### What the task asks
Please transcribe the data below exactly. Leave the pictures out.

### Record extracts
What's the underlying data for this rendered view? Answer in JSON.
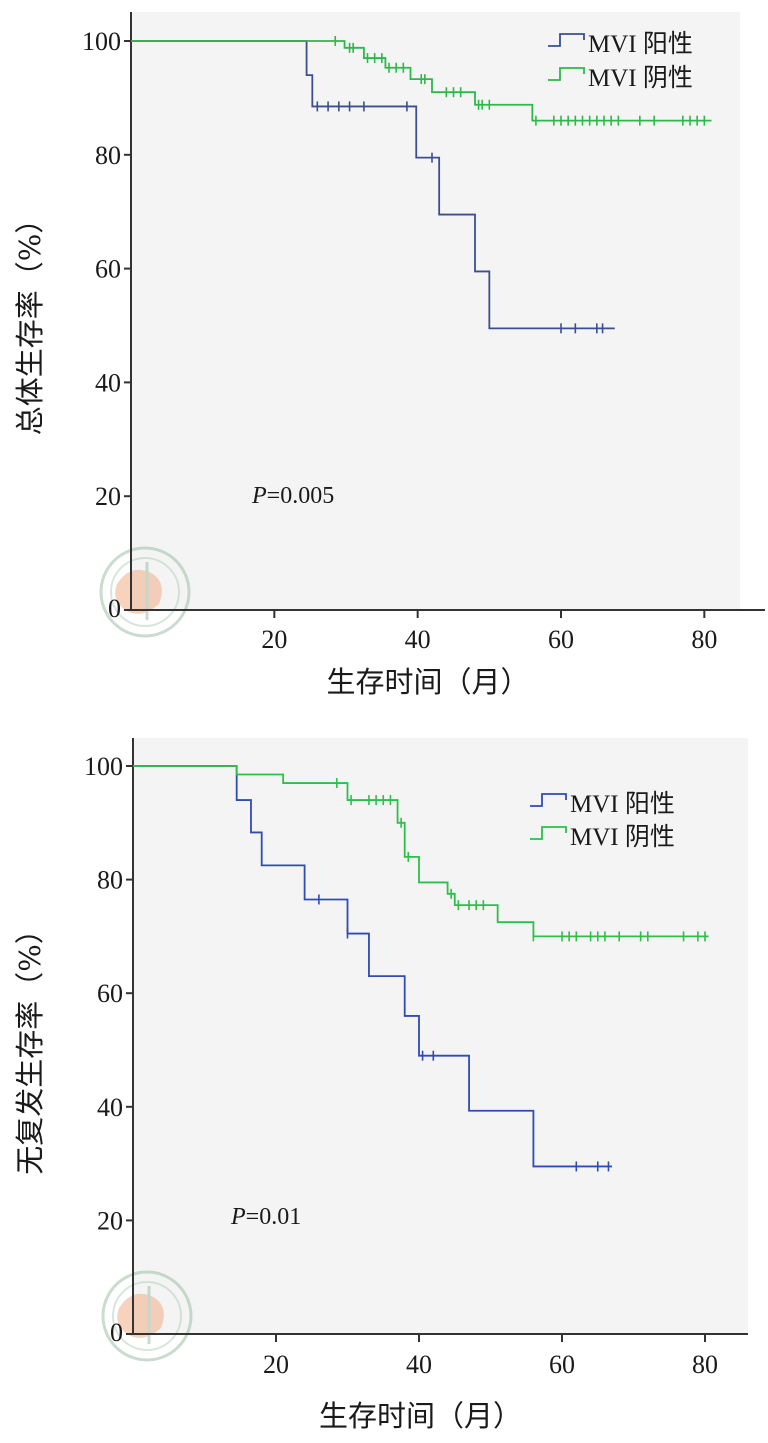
{
  "chart_data": [
    {
      "type": "line",
      "subtype": "kaplan-meier",
      "ylabel": "总体生存率（%）",
      "xlabel": "生存时间（月）",
      "xticks": [
        20,
        40,
        60,
        80
      ],
      "yticks": [
        0,
        20,
        40,
        60,
        80,
        100
      ],
      "xlim": [
        0,
        89
      ],
      "ylim": [
        0,
        105
      ],
      "annotation_p": "P",
      "annotation_value": "=0.005",
      "series": [
        {
          "name": "MVI 阳性",
          "color": "#3b4f8f",
          "steps": [
            [
              0,
              100
            ],
            [
              24.5,
              94
            ],
            [
              25.3,
              88.5
            ],
            [
              39.8,
              79.5
            ],
            [
              43,
              69.5
            ],
            [
              48,
              59.5
            ],
            [
              50,
              49.5
            ],
            [
              67.5,
              49.5
            ]
          ],
          "censored": [
            26,
            27.5,
            29,
            30.5,
            32.5,
            38.5,
            42,
            60,
            62,
            65,
            65.8
          ]
        },
        {
          "name": "MVI 阴性",
          "color": "#2db84a",
          "steps": [
            [
              0,
              100
            ],
            [
              28,
              100
            ],
            [
              29.8,
              98.8
            ],
            [
              32.5,
              97
            ],
            [
              35.5,
              95.3
            ],
            [
              39,
              93.3
            ],
            [
              42,
              91
            ],
            [
              48,
              88.8
            ],
            [
              56,
              86
            ],
            [
              81,
              86
            ]
          ],
          "censored": [
            28.5,
            30.5,
            31,
            33,
            34,
            35,
            36,
            37,
            38,
            40.5,
            41,
            44,
            45,
            46,
            48.5,
            49,
            50,
            56.5,
            59,
            60,
            61,
            62,
            63,
            64,
            65,
            66,
            67,
            68,
            71,
            73,
            77,
            78,
            79,
            80
          ]
        }
      ]
    },
    {
      "type": "line",
      "subtype": "kaplan-meier",
      "ylabel": "无复发生存率（%）",
      "xlabel": "生存时间（月）",
      "xticks": [
        20,
        40,
        60,
        80
      ],
      "yticks": [
        0,
        20,
        40,
        60,
        80,
        100
      ],
      "xlim": [
        0,
        86
      ],
      "ylim": [
        0,
        105
      ],
      "annotation_p": "P",
      "annotation_value": "=0.01",
      "series": [
        {
          "name": "MVI 阳性",
          "color": "#2f4bb5",
          "steps": [
            [
              0,
              100
            ],
            [
              14.5,
              94
            ],
            [
              16.5,
              88.3
            ],
            [
              18,
              82.5
            ],
            [
              24,
              76.5
            ],
            [
              30,
              70.5
            ],
            [
              33,
              63
            ],
            [
              38,
              56
            ],
            [
              40,
              49
            ],
            [
              47,
              39.3
            ],
            [
              56,
              29.5
            ],
            [
              67,
              29.5
            ]
          ],
          "censored": [
            26,
            30,
            40.5,
            42,
            62,
            65,
            66.5
          ]
        },
        {
          "name": "MVI 阴性",
          "color": "#2bc04a",
          "steps": [
            [
              0,
              100
            ],
            [
              14.5,
              98.5
            ],
            [
              21,
              97
            ],
            [
              30,
              94
            ],
            [
              37,
              90
            ],
            [
              38,
              84
            ],
            [
              40,
              79.5
            ],
            [
              44,
              77.5
            ],
            [
              45,
              75.5
            ],
            [
              51,
              72.5
            ],
            [
              56,
              70
            ],
            [
              80.5,
              70
            ]
          ],
          "censored": [
            28.5,
            30.5,
            33,
            34,
            35,
            36,
            37.5,
            38.5,
            44.5,
            45.5,
            47,
            48,
            49,
            56,
            60,
            61,
            62,
            64,
            65,
            66,
            68,
            71,
            72,
            77,
            79,
            80
          ]
        }
      ]
    }
  ]
}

### Solution to the problem
What's the underlying data for this rendered view? Answer in JSON.
{
  "chart_data": [
    {
      "type": "line",
      "subtype": "kaplan-meier",
      "ylabel": "总体生存率（%）",
      "xlabel": "生存时间（月）",
      "xticks": [
        20,
        40,
        60,
        80
      ],
      "yticks": [
        0,
        20,
        40,
        60,
        80,
        100
      ],
      "xlim": [
        0,
        89
      ],
      "ylim": [
        0,
        105
      ],
      "annotation_p": "P",
      "annotation_value": "=0.005",
      "series": [
        {
          "name": "MVI 阳性",
          "color": "#3b4f8f",
          "steps": [
            [
              0,
              100
            ],
            [
              24.5,
              94
            ],
            [
              25.3,
              88.5
            ],
            [
              39.8,
              79.5
            ],
            [
              43,
              69.5
            ],
            [
              48,
              59.5
            ],
            [
              50,
              49.5
            ],
            [
              67.5,
              49.5
            ]
          ],
          "censored": [
            26,
            27.5,
            29,
            30.5,
            32.5,
            38.5,
            42,
            60,
            62,
            65,
            65.8
          ]
        },
        {
          "name": "MVI 阴性",
          "color": "#2db84a",
          "steps": [
            [
              0,
              100
            ],
            [
              28,
              100
            ],
            [
              29.8,
              98.8
            ],
            [
              32.5,
              97
            ],
            [
              35.5,
              95.3
            ],
            [
              39,
              93.3
            ],
            [
              42,
              91
            ],
            [
              48,
              88.8
            ],
            [
              56,
              86
            ],
            [
              81,
              86
            ]
          ],
          "censored": [
            28.5,
            30.5,
            31,
            33,
            34,
            35,
            36,
            37,
            38,
            40.5,
            41,
            44,
            45,
            46,
            48.5,
            49,
            50,
            56.5,
            59,
            60,
            61,
            62,
            63,
            64,
            65,
            66,
            67,
            68,
            71,
            73,
            77,
            78,
            79,
            80
          ]
        }
      ]
    },
    {
      "type": "line",
      "subtype": "kaplan-meier",
      "ylabel": "无复发生存率（%）",
      "xlabel": "生存时间（月）",
      "xticks": [
        20,
        40,
        60,
        80
      ],
      "yticks": [
        0,
        20,
        40,
        60,
        80,
        100
      ],
      "xlim": [
        0,
        86
      ],
      "ylim": [
        0,
        105
      ],
      "annotation_p": "P",
      "annotation_value": "=0.01",
      "series": [
        {
          "name": "MVI 阳性",
          "color": "#2f4bb5",
          "steps": [
            [
              0,
              100
            ],
            [
              14.5,
              94
            ],
            [
              16.5,
              88.3
            ],
            [
              18,
              82.5
            ],
            [
              24,
              76.5
            ],
            [
              30,
              70.5
            ],
            [
              33,
              63
            ],
            [
              38,
              56
            ],
            [
              40,
              49
            ],
            [
              47,
              39.3
            ],
            [
              56,
              29.5
            ],
            [
              67,
              29.5
            ]
          ],
          "censored": [
            26,
            30,
            40.5,
            42,
            62,
            65,
            66.5
          ]
        },
        {
          "name": "MVI 阴性",
          "color": "#2bc04a",
          "steps": [
            [
              0,
              100
            ],
            [
              14.5,
              98.5
            ],
            [
              21,
              97
            ],
            [
              30,
              94
            ],
            [
              37,
              90
            ],
            [
              38,
              84
            ],
            [
              40,
              79.5
            ],
            [
              44,
              77.5
            ],
            [
              45,
              75.5
            ],
            [
              51,
              72.5
            ],
            [
              56,
              70
            ],
            [
              80.5,
              70
            ]
          ],
          "censored": [
            28.5,
            30.5,
            33,
            34,
            35,
            36,
            37.5,
            38.5,
            44.5,
            45.5,
            47,
            48,
            49,
            56,
            60,
            61,
            62,
            64,
            65,
            66,
            68,
            71,
            72,
            77,
            79,
            80
          ]
        }
      ]
    }
  ]
}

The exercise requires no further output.